DO THIS
Note how many lines hold the string "воды" and give that number without any other words.

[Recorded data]
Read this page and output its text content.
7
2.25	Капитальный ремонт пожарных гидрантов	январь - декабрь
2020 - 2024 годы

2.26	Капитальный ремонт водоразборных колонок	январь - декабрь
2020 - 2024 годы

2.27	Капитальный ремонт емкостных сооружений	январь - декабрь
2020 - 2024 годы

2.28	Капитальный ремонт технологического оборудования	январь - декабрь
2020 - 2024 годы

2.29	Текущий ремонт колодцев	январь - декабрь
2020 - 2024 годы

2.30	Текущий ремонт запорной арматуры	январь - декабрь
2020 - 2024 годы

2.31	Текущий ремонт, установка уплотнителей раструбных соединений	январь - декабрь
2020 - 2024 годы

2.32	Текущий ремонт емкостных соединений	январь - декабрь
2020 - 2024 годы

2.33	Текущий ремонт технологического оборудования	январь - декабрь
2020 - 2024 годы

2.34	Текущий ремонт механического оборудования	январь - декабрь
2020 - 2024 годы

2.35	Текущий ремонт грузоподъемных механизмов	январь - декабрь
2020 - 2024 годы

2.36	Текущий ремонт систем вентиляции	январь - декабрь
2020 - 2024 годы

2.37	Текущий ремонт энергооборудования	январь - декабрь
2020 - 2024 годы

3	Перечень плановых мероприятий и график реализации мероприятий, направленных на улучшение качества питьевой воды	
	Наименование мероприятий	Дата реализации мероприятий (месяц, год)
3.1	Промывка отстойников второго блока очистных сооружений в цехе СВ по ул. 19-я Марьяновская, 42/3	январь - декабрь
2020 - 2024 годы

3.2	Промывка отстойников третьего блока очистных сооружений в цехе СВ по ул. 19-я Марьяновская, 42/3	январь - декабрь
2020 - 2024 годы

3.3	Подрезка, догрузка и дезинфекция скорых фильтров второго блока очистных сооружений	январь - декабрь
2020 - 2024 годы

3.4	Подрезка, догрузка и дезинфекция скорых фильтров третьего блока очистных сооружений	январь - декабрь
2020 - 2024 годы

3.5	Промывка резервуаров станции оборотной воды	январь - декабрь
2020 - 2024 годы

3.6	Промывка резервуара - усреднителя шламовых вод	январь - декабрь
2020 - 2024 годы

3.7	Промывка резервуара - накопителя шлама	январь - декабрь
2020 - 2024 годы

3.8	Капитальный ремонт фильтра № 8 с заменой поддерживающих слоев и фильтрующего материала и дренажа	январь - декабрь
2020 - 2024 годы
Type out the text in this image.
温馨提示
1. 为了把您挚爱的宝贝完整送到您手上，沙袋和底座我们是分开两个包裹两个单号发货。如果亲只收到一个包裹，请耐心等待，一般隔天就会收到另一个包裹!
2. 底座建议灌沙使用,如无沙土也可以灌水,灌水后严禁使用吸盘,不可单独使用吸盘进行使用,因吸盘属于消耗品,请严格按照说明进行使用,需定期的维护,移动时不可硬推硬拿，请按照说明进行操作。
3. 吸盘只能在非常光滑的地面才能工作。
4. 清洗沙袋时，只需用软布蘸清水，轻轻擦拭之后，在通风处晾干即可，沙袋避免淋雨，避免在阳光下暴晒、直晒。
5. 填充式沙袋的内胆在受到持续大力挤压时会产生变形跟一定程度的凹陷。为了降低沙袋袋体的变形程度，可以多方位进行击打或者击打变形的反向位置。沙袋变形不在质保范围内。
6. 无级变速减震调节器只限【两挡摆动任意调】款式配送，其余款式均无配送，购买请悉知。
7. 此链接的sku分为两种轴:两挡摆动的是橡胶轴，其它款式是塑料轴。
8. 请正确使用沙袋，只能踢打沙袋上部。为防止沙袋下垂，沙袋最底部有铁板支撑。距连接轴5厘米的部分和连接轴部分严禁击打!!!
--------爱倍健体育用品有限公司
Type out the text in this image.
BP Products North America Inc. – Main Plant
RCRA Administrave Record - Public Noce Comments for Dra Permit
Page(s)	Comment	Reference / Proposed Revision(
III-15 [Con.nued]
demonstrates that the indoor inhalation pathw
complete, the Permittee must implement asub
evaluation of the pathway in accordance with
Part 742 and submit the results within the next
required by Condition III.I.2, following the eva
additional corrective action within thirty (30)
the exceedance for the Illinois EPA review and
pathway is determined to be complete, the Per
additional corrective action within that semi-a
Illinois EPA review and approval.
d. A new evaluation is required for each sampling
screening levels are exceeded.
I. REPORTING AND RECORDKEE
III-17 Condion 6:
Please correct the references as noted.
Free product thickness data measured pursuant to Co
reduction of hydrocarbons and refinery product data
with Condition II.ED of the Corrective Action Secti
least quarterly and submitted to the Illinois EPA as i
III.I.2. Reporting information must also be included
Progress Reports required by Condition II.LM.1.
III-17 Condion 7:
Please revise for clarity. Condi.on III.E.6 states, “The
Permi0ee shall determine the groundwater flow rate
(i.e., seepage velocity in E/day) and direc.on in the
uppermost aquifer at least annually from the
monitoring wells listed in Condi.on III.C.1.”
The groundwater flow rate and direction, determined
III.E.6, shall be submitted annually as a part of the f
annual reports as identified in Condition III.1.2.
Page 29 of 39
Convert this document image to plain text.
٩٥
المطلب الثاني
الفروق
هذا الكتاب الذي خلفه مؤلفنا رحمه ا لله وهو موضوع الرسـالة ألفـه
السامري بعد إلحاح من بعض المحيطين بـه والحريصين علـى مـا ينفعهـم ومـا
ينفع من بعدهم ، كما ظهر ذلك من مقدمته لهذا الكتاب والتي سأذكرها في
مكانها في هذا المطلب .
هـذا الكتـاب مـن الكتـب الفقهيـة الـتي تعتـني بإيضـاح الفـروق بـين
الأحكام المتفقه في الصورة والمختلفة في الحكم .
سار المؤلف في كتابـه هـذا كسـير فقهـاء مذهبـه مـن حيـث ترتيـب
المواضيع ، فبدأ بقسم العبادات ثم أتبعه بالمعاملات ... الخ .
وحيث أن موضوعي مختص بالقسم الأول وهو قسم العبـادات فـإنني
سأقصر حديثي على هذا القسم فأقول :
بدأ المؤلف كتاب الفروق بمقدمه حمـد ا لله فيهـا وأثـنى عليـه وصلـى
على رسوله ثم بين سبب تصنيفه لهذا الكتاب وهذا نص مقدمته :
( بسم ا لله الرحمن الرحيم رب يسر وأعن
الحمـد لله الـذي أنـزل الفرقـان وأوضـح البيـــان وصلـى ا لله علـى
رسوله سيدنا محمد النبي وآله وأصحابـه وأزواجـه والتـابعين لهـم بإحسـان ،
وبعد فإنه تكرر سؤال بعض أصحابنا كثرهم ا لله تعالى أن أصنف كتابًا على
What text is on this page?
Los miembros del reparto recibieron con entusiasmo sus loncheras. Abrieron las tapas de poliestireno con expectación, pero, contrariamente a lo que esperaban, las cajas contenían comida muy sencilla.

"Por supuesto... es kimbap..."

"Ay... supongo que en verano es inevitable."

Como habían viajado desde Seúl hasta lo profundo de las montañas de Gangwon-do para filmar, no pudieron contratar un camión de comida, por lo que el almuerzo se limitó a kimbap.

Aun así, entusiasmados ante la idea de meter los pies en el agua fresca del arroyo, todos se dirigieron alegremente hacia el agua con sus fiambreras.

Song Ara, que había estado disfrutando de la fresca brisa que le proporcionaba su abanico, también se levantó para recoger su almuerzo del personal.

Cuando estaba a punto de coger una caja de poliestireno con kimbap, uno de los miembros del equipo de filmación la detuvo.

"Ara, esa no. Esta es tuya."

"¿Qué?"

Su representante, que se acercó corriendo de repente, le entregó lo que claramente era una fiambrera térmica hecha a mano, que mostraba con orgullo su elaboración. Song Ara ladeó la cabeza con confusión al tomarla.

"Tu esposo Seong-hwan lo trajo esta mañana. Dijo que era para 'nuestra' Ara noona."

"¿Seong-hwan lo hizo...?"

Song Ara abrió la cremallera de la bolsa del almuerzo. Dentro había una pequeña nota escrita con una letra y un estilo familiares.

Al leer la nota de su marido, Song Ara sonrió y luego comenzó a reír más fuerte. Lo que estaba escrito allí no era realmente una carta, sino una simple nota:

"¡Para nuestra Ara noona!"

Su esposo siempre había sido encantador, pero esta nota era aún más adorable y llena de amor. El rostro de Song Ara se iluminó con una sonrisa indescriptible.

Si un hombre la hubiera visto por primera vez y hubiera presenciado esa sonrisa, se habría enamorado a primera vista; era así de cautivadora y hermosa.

TASK ANSWER
2